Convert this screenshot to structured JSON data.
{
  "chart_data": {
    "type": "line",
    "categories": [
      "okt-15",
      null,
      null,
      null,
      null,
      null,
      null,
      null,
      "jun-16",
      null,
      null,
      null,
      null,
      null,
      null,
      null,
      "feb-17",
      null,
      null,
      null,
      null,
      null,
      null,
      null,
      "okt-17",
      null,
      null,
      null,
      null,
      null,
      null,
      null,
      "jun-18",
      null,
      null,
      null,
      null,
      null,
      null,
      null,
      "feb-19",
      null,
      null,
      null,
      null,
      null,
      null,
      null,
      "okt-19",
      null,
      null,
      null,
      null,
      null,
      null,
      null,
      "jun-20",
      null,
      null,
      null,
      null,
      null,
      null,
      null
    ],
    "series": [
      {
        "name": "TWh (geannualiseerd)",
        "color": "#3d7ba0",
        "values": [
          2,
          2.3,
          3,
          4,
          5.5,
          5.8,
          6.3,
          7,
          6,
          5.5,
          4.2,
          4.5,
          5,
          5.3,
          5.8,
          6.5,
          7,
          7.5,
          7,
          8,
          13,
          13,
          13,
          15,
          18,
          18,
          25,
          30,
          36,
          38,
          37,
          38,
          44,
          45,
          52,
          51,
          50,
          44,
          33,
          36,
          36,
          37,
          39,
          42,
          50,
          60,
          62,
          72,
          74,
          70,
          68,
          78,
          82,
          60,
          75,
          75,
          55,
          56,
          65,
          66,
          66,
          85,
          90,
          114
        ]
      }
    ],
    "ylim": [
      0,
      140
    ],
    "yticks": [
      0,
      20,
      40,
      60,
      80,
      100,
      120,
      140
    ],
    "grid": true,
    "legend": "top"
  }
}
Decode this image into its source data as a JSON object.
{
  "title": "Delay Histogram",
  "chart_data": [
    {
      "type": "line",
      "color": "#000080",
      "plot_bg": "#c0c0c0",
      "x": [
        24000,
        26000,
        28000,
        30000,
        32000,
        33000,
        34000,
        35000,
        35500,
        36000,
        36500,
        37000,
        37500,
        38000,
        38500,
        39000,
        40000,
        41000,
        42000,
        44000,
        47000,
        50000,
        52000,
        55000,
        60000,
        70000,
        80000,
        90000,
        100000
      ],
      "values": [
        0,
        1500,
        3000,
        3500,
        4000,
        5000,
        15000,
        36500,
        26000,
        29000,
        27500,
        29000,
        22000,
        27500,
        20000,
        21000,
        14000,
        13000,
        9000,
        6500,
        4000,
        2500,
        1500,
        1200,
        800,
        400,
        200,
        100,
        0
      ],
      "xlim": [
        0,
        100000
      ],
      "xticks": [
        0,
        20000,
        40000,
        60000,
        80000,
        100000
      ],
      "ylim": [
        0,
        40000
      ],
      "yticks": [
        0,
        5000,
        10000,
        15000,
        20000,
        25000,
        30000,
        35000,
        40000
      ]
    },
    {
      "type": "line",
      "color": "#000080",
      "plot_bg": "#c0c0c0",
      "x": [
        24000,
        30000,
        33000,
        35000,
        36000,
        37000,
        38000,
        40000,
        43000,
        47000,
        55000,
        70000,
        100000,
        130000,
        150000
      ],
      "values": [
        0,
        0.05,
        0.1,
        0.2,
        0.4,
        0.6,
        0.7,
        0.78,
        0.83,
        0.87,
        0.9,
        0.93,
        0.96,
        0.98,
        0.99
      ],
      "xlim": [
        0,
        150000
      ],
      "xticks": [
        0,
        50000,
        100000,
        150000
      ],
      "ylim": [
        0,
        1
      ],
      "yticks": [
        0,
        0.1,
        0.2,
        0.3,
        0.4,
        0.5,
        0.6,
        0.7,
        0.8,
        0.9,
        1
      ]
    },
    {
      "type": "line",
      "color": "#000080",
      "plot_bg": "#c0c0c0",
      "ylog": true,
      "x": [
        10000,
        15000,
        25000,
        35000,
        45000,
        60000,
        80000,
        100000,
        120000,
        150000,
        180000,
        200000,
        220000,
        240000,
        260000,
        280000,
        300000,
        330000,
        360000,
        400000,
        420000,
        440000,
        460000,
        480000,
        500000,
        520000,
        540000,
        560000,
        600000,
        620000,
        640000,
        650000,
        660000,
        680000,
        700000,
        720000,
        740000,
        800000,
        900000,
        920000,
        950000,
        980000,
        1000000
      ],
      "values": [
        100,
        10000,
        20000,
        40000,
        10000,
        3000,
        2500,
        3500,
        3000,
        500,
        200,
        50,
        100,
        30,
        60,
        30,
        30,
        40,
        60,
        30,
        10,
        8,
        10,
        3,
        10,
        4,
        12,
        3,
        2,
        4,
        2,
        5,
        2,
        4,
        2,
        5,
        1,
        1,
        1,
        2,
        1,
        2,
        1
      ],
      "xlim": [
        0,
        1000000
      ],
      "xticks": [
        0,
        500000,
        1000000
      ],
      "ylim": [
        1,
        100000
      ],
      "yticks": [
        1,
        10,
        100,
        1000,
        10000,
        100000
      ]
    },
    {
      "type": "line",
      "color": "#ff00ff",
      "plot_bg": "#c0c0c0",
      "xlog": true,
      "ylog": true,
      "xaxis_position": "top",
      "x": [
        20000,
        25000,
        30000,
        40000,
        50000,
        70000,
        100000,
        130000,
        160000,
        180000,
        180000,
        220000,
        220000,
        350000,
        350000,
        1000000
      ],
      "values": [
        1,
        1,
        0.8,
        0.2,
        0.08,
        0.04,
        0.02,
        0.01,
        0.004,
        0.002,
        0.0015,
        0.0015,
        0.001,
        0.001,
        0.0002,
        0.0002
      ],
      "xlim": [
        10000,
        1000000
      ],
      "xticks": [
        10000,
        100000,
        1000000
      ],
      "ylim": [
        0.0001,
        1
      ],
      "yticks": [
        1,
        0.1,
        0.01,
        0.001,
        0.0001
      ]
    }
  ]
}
* * * * *
# [Exercise task]
Give back the whole listing exactly as it reads.

# [Answer to this problem]
Convert this screenshot to structured JSON data.
{
  "chart_data": {
    "type": "line",
    "categories": [
      "okt-15",
      null,
      null,
      null,
      null,
      null,
      null,
      null,
      "jun-16",
      null,
      null,
      null,
      null,
      null,
      null,
      null,
      "feb-17",
      null,
      null,
      null,
      null,
      null,
      null,
      null,
      "okt-17",
      null,
      null,
      null,
      null,
      null,
      null,
      null,
      "jun-18",
      null,
      null,
      null,
      null,
      null,
      null,
      null,
      "feb-19",
      null,
      null,
      null,
      null,
      null,
      null,
      null,
      "okt-19",
      null,
      null,
      null,
      null,
      null,
      null,
      null,
      "jun-20",
      null,
      null,
      null,
      null,
      null,
      null,
      null
    ],
    "series": [
      {
        "name": "TWh (geannualiseerd)",
        "color": "#3d7ba0",
        "values": [
          2,
          2.3,
          3,
          4,
          5.5,
          5.8,
          6.3,
          7,
          6,
          5.5,
          4.2,
          4.5,
          5,
          5.3,
          5.8,
          6.5,
          7,
          7.5,
          7,
          8,
          13,
          13,
          13,
          15,
          18,
          18,
          25,
          30,
          36,
          38,
          37,
          38,
          44,
          45,
          52,
          51,
          50,
          44,
          33,
          36,
          36,
          37,
          39,
          42,
          50,
          60,
          62,
          72,
          74,
          70,
          68,
          78,
          82,
          60,
          75,
          75,
          55,
          56,
          65,
          66,
          66,
          85,
          90,
          114
        ]
      }
    ],
    "ylim": [
      0,
      140
    ],
    "yticks": [
      0,
      20,
      40,
      60,
      80,
      100,
      120,
      140
    ],
    "grid": true,
    "legend": "top"
  }
}
Decode this image into its source data as a JSON object.
{
  "title": "Delay Histogram",
  "chart_data": [
    {
      "type": "line",
      "color": "#000080",
      "plot_bg": "#c0c0c0",
      "x": [
        24000,
        26000,
        28000,
        30000,
        32000,
        33000,
        34000,
        35000,
        35500,
        36000,
        36500,
        37000,
        37500,
        38000,
        38500,
        39000,
        40000,
        41000,
        42000,
        44000,
        47000,
        50000,
        52000,
        55000,
        60000,
        70000,
        80000,
        90000,
        100000
      ],
      "values": [
        0,
        1500,
        3000,
        3500,
        4000,
        5000,
        15000,
        36500,
        26000,
        29000,
        27500,
        29000,
        22000,
        27500,
        20000,
        21000,
        14000,
        13000,
        9000,
        6500,
        4000,
        2500,
        1500,
        1200,
        800,
        400,
        200,
        100,
        0
      ],
      "xlim": [
        0,
        100000
      ],
      "xticks": [
        0,
        20000,
        40000,
        60000,
        80000,
        100000
      ],
      "ylim": [
        0,
        40000
      ],
      "yticks": [
        0,
        5000,
        10000,
        15000,
        20000,
        25000,
        30000,
        35000,
        40000
      ]
    },
    {
      "type": "line",
      "color": "#000080",
      "plot_bg": "#c0c0c0",
      "x": [
        24000,
        30000,
        33000,
        35000,
        36000,
        37000,
        38000,
        40000,
        43000,
        47000,
        55000,
        70000,
        100000,
        130000,
        150000
      ],
      "values": [
        0,
        0.05,
        0.1,
        0.2,
        0.4,
        0.6,
        0.7,
        0.78,
        0.83,
        0.87,
        0.9,
        0.93,
        0.96,
        0.98,
        0.99
      ],
      "xlim": [
        0,
        150000
      ],
      "xticks": [
        0,
        50000,
        100000,
        150000
      ],
      "ylim": [
        0,
        1
      ],
      "yticks": [
        0,
        0.1,
        0.2,
        0.3,
        0.4,
        0.5,
        0.6,
        0.7,
        0.8,
        0.9,
        1
      ]
    },
    {
      "type": "line",
      "color": "#000080",
      "plot_bg": "#c0c0c0",
      "ylog": true,
      "x": [
        10000,
        15000,
        25000,
        35000,
        45000,
        60000,
        80000,
        100000,
        120000,
        150000,
        180000,
        200000,
        220000,
        240000,
        260000,
        280000,
        300000,
        330000,
        360000,
        400000,
        420000,
        440000,
        460000,
        480000,
        500000,
        520000,
        540000,
        560000,
        600000,
        620000,
        640000,
        650000,
        660000,
        680000,
        700000,
        720000,
        740000,
        800000,
        900000,
        920000,
        950000,
        980000,
        1000000
      ],
      "values": [
        100,
        10000,
        20000,
        40000,
        10000,
        3000,
        2500,
        3500,
        3000,
        500,
        200,
        50,
        100,
        30,
        60,
        30,
        30,
        40,
        60,
        30,
        10,
        8,
        10,
        3,
        10,
        4,
        12,
        3,
        2,
        4,
        2,
        5,
        2,
        4,
        2,
        5,
        1,
        1,
        1,
        2,
        1,
        2,
        1
      ],
      "xlim": [
        0,
        1000000
      ],
      "xticks": [
        0,
        500000,
        1000000
      ],
      "ylim": [
        1,
        100000
      ],
      "yticks": [
        1,
        10,
        100,
        1000,
        10000,
        100000
      ]
    },
    {
      "type": "line",
      "color": "#ff00ff",
      "plot_bg": "#c0c0c0",
      "xlog": true,
      "ylog": true,
      "xaxis_position": "top",
      "x": [
        20000,
        25000,
        30000,
        40000,
        50000,
        70000,
        100000,
        130000,
        160000,
        180000,
        180000,
        220000,
        220000,
        350000,
        350000,
        1000000
      ],
      "values": [
        1,
        1,
        0.8,
        0.2,
        0.08,
        0.04,
        0.02,
        0.01,
        0.004,
        0.002,
        0.0015,
        0.0015,
        0.001,
        0.001,
        0.0002,
        0.0002
      ],
      "xlim": [
        10000,
        1000000
      ],
      "xticks": [
        10000,
        100000,
        1000000
      ],
      "ylim": [
        0.0001,
        1
      ],
      "yticks": [
        1,
        0.1,
        0.01,
        0.001,
        0.0001
      ]
    }
  ]
}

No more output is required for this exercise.